#### [EXERCISE GOAL]
Can you print every record below exactly as written?
## START TASK MATERIAL
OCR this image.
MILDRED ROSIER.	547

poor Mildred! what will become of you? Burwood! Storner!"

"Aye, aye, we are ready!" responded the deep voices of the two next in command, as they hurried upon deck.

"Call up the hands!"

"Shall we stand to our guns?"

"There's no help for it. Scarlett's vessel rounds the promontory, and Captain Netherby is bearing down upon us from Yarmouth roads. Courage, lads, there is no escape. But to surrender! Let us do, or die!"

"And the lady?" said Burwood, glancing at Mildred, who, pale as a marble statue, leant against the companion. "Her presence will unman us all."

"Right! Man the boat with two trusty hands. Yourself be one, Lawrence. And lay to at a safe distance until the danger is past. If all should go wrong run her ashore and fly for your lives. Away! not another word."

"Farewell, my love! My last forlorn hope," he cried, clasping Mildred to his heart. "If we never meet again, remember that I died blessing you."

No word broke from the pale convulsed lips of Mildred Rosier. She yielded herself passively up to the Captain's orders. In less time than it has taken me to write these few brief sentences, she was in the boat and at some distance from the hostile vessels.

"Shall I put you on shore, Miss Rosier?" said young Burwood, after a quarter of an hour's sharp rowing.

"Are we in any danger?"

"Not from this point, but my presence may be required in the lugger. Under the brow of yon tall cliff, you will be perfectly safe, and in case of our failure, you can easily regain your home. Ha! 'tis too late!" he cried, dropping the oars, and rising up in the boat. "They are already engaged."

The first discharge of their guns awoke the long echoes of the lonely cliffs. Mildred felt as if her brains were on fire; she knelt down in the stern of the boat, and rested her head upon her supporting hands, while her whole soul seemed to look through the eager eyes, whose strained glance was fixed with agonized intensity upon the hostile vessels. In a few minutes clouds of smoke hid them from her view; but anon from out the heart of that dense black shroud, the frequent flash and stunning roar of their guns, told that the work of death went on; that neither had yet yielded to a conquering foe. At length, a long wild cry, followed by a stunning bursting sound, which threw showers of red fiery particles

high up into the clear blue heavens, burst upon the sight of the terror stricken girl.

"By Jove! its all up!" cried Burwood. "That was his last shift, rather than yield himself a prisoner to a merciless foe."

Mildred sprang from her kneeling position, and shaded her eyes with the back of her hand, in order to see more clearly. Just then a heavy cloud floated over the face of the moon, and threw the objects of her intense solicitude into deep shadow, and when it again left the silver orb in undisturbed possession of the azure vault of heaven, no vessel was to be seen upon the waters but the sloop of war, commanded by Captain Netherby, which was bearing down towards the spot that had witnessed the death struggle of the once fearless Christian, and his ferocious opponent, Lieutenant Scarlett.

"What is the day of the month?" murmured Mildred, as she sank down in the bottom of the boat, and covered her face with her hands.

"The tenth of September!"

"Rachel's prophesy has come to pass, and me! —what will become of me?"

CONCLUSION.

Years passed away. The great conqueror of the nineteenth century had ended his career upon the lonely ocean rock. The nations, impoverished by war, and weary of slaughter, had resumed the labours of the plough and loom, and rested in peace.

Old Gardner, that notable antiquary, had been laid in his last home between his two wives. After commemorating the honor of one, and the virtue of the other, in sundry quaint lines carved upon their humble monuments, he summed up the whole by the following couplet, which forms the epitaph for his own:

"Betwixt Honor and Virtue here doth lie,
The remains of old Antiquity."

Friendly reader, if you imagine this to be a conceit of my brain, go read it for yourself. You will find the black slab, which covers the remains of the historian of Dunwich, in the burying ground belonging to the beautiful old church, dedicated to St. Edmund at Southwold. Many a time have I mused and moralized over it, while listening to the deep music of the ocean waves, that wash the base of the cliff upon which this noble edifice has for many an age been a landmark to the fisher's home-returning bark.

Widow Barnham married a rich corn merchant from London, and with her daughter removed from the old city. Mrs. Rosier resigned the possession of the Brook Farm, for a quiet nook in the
## END TASK MATERIAL
#### [CORRECT RESULT]
OCR this image.
MILDRED ROSIER.	547

poor Mildred! what will become of you? Burwood! Storner!"

"Aye, aye, we are ready!" responded the deep voices of the two next in command, as they hurried upon deck.

"Call up the hands!"

"Shall we stand to our guns?"

"There's no help for it. Scarlett's vessel rounds the promontory, and Captain Netherby is bearing down upon us from Yarmouth roads. Courage, lads, there is no escape. But to surrender! Let us do, or die!"

"And the lady?" said Burwood, glancing at Mildred, who, pale as a marble statue, leant against the companion. "Her presence will unman us all."

"Right! Man the boat with two trusty hands. Yourself be one, Lawrence. And lay to at a safe distance until the danger is past. If all should go wrong run her ashore and fly for your lives. Away! not another word."

"Farewell, my love! My last forlorn hope," he cried, clasping Mildred to his heart. "If we never meet again, remember that I died blessing you."

No word broke from the pale convulsed lips of Mildred Rosier. She yielded herself passively up to the Captain's orders. In less time than it has taken me to write these few brief sentences, she was in the boat and at some distance from the hostile vessels.

"Shall I put you on shore, Miss Rosier?" said young Burwood, after a quarter of an hour's sharp rowing.

"Are we in any danger?"

"Not from this point, but my presence may be required in the lugger. Under the brow of yon tall cliff, you will be perfectly safe, and in case of our failure, you can easily regain your home. Ha! 'tis too late!" he cried, dropping the oars, and rising up in the boat. "They are already engaged."

The first discharge of their guns awoke the long echoes of the lonely cliffs. Mildred felt as if her brains were on fire; she knelt down in the stern of the boat, and rested her head upon her supporting hands, while her whole soul seemed to look through the eager eyes, whose strained glance was fixed with agonized intensity upon the hostile vessels. In a few minutes clouds of smoke hid them from her view; but anon from out the heart of that dense black shroud, the frequent flash and stunning roar of their guns, told that the work of death went on; that neither had yet yielded to a conquering foe. At length, a long wild cry, followed by a stunning bursting sound, which threw showers of red fiery particles

high up into the clear blue heavens, burst upon the sight of the terror stricken girl.

"By Jove! its all up!" cried Burwood. "That was his last shift, rather than yield himself a prisoner to a merciless foe."

Mildred sprang from her kneeling position, and shaded her eyes with the back of her hand, in order to see more clearly. Just then a heavy cloud floated over the face of the moon, and threw the objects of her intense solicitude into deep shadow, and when it again left the silver orb in undisturbed possession of the azure vault of heaven, no vessel was to be seen upon the waters but the sloop of war, commanded by Captain Netherby, which was bearing down towards the spot that had witnessed the death struggle of the once fearless Christian, and his ferocious opponent, Lieutenant Scarlett.

"What is the day of the month?" murmured Mildred, as she sank down in the bottom of the boat, and covered her face with her hands.

"The tenth of September!"

"Rachel's prophesy has come to pass, and me! —what will become of me?"

CONCLUSION.

Years passed away. The great conqueror of the nineteenth century had ended his career upon the lonely ocean rock. The nations, impoverished by war, and weary of slaughter, had resumed the labours of the plough and loom, and rested in peace.

Old Gardner, that notable antiquary, had been laid in his last home between his two wives. After commemorating the honor of one, and the virtue of the other, in sundry quaint lines carved upon their humble monuments, he summed up the whole by the following couplet, which forms the epitaph for his own:

"Betwixt Honor and Virtue here doth lie,
The remains of old Antiquity."

Friendly reader, if you imagine this to be a conceit of my brain, go read it for yourself. You will find the black slab, which covers the remains of the historian of Dunwich, in the burying ground belonging to the beautiful old church, dedicated to St. Edmund at Southwold. Many a time have I mused and moralized over it, while listening to the deep music of the ocean waves, that wash the base of the cliff upon which this noble edifice has for many an age been a landmark to the fisher's home-returning bark.

Widow Barnham married a rich corn merchant from London, and with her daughter removed from the old city. Mrs. Rosier resigned the possession of the Brook Farm, for a quiet nook in the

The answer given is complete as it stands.